The data below needs to be returned exactly, line for line.

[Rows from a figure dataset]
* BEGIN *
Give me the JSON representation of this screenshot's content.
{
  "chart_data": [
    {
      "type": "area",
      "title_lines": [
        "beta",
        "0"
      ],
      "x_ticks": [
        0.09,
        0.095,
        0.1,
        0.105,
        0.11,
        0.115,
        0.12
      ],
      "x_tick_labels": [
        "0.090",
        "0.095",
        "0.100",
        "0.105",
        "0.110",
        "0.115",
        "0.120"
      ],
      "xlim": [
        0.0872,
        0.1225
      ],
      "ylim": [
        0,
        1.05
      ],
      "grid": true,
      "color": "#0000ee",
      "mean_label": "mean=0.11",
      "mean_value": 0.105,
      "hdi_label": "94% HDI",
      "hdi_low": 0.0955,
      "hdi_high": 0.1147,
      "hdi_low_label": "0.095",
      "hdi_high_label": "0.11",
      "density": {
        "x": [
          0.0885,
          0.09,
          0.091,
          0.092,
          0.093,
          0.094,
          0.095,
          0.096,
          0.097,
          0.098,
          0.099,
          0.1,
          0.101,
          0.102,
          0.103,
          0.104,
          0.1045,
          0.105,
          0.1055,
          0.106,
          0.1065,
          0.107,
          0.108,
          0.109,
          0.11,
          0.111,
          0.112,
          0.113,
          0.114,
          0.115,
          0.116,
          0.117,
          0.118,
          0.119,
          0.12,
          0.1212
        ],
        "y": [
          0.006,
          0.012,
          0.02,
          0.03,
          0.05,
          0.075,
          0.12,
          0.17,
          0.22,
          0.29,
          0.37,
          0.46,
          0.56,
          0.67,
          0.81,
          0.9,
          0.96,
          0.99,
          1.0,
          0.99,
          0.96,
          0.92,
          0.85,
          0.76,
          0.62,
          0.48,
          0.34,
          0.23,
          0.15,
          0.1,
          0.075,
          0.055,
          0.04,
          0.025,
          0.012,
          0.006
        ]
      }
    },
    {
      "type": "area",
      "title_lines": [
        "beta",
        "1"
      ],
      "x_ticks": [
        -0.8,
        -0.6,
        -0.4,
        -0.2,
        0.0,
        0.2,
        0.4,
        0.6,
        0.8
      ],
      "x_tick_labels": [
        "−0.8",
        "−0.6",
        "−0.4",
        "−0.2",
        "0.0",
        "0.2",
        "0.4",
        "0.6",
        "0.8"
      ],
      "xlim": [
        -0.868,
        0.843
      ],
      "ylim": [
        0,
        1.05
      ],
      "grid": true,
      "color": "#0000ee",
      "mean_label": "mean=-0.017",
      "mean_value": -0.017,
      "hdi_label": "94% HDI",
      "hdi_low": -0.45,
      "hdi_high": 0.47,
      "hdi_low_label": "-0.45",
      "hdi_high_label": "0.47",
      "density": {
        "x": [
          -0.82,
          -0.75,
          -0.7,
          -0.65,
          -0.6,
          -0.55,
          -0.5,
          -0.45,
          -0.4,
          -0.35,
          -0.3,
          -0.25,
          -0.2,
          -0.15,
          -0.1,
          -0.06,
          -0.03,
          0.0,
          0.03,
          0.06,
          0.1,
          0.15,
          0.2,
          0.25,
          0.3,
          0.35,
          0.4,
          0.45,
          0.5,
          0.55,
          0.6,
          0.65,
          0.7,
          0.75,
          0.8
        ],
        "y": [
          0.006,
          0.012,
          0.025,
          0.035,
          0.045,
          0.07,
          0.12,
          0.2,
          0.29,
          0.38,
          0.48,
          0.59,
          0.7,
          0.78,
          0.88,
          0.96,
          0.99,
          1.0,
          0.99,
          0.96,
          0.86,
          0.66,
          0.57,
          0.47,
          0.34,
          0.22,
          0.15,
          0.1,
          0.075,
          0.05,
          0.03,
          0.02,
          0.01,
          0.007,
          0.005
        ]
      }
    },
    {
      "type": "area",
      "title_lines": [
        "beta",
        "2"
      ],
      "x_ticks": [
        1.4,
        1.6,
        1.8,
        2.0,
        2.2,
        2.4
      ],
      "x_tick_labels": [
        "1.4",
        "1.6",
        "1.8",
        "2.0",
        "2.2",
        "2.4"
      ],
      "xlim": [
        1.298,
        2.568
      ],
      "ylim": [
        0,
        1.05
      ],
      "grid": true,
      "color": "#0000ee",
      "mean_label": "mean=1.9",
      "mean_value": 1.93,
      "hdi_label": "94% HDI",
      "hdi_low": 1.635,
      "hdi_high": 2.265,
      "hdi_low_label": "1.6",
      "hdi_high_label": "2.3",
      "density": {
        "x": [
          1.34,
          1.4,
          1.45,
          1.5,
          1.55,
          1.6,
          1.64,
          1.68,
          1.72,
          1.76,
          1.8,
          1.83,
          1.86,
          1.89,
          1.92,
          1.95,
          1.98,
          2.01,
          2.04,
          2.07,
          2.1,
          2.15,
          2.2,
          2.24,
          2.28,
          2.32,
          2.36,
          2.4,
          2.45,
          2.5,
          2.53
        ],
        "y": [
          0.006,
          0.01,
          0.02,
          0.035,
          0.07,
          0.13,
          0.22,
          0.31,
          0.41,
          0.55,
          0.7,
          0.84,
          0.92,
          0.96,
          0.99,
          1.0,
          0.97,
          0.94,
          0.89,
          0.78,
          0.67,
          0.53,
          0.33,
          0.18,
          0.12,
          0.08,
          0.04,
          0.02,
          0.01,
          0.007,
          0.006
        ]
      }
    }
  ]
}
* END *
_Exercise result_
Give me the JSON representation of this screenshot's content.
{
  "chart_data": [
    {
      "type": "area",
      "title_lines": [
        "beta",
        "0"
      ],
      "x_ticks": [
        0.09,
        0.095,
        0.1,
        0.105,
        0.11,
        0.115,
        0.12
      ],
      "x_tick_labels": [
        "0.090",
        "0.095",
        "0.100",
        "0.105",
        "0.110",
        "0.115",
        "0.120"
      ],
      "xlim": [
        0.0872,
        0.1225
      ],
      "ylim": [
        0,
        1.05
      ],
      "grid": true,
      "color": "#0000ee",
      "mean_label": "mean=0.11",
      "mean_value": 0.105,
      "hdi_label": "94% HDI",
      "hdi_low": 0.0955,
      "hdi_high": 0.1147,
      "hdi_low_label": "0.095",
      "hdi_high_label": "0.11",
      "density": {
        "x": [
          0.0885,
          0.09,
          0.091,
          0.092,
          0.093,
          0.094,
          0.095,
          0.096,
          0.097,
          0.098,
          0.099,
          0.1,
          0.101,
          0.102,
          0.103,
          0.104,
          0.1045,
          0.105,
          0.1055,
          0.106,
          0.1065,
          0.107,
          0.108,
          0.109,
          0.11,
          0.111,
          0.112,
          0.113,
          0.114,
          0.115,
          0.116,
          0.117,
          0.118,
          0.119,
          0.12,
          0.1212
        ],
        "y": [
          0.006,
          0.012,
          0.02,
          0.03,
          0.05,
          0.075,
          0.12,
          0.17,
          0.22,
          0.29,
          0.37,
          0.46,
          0.56,
          0.67,
          0.81,
          0.9,
          0.96,
          0.99,
          1.0,
          0.99,
          0.96,
          0.92,
          0.85,
          0.76,
          0.62,
          0.48,
          0.34,
          0.23,
          0.15,
          0.1,
          0.075,
          0.055,
          0.04,
          0.025,
          0.012,
          0.006
        ]
      }
    },
    {
      "type": "area",
      "title_lines": [
        "beta",
        "1"
      ],
      "x_ticks": [
        -0.8,
        -0.6,
        -0.4,
        -0.2,
        0.0,
        0.2,
        0.4,
        0.6,
        0.8
      ],
      "x_tick_labels": [
        "−0.8",
        "−0.6",
        "−0.4",
        "−0.2",
        "0.0",
        "0.2",
        "0.4",
        "0.6",
        "0.8"
      ],
      "xlim": [
        -0.868,
        0.843
      ],
      "ylim": [
        0,
        1.05
      ],
      "grid": true,
      "color": "#0000ee",
      "mean_label": "mean=-0.017",
      "mean_value": -0.017,
      "hdi_label": "94% HDI",
      "hdi_low": -0.45,
      "hdi_high": 0.47,
      "hdi_low_label": "-0.45",
      "hdi_high_label": "0.47",
      "density": {
        "x": [
          -0.82,
          -0.75,
          -0.7,
          -0.65,
          -0.6,
          -0.55,
          -0.5,
          -0.45,
          -0.4,
          -0.35,
          -0.3,
          -0.25,
          -0.2,
          -0.15,
          -0.1,
          -0.06,
          -0.03,
          0.0,
          0.03,
          0.06,
          0.1,
          0.15,
          0.2,
          0.25,
          0.3,
          0.35,
          0.4,
          0.45,
          0.5,
          0.55,
          0.6,
          0.65,
          0.7,
          0.75,
          0.8
        ],
        "y": [
          0.006,
          0.012,
          0.025,
          0.035,
          0.045,
          0.07,
          0.12,
          0.2,
          0.29,
          0.38,
          0.48,
          0.59,
          0.7,
          0.78,
          0.88,
          0.96,
          0.99,
          1.0,
          0.99,
          0.96,
          0.86,
          0.66,
          0.57,
          0.47,
          0.34,
          0.22,
          0.15,
          0.1,
          0.075,
          0.05,
          0.03,
          0.02,
          0.01,
          0.007,
          0.005
        ]
      }
    },
    {
      "type": "area",
      "title_lines": [
        "beta",
        "2"
      ],
      "x_ticks": [
        1.4,
        1.6,
        1.8,
        2.0,
        2.2,
        2.4
      ],
      "x_tick_labels": [
        "1.4",
        "1.6",
        "1.8",
        "2.0",
        "2.2",
        "2.4"
      ],
      "xlim": [
        1.298,
        2.568
      ],
      "ylim": [
        0,
        1.05
      ],
      "grid": true,
      "color": "#0000ee",
      "mean_label": "mean=1.9",
      "mean_value": 1.93,
      "hdi_label": "94% HDI",
      "hdi_low": 1.635,
      "hdi_high": 2.265,
      "hdi_low_label": "1.6",
      "hdi_high_label": "2.3",
      "density": {
        "x": [
          1.34,
          1.4,
          1.45,
          1.5,
          1.55,
          1.6,
          1.64,
          1.68,
          1.72,
          1.76,
          1.8,
          1.83,
          1.86,
          1.89,
          1.92,
          1.95,
          1.98,
          2.01,
          2.04,
          2.07,
          2.1,
          2.15,
          2.2,
          2.24,
          2.28,
          2.32,
          2.36,
          2.4,
          2.45,
          2.5,
          2.53
        ],
        "y": [
          0.006,
          0.01,
          0.02,
          0.035,
          0.07,
          0.13,
          0.22,
          0.31,
          0.41,
          0.55,
          0.7,
          0.84,
          0.92,
          0.96,
          0.99,
          1.0,
          0.97,
          0.94,
          0.89,
          0.78,
          0.67,
          0.53,
          0.33,
          0.18,
          0.12,
          0.08,
          0.04,
          0.02,
          0.01,
          0.007,
          0.006
        ]
      }
    }
  ]
}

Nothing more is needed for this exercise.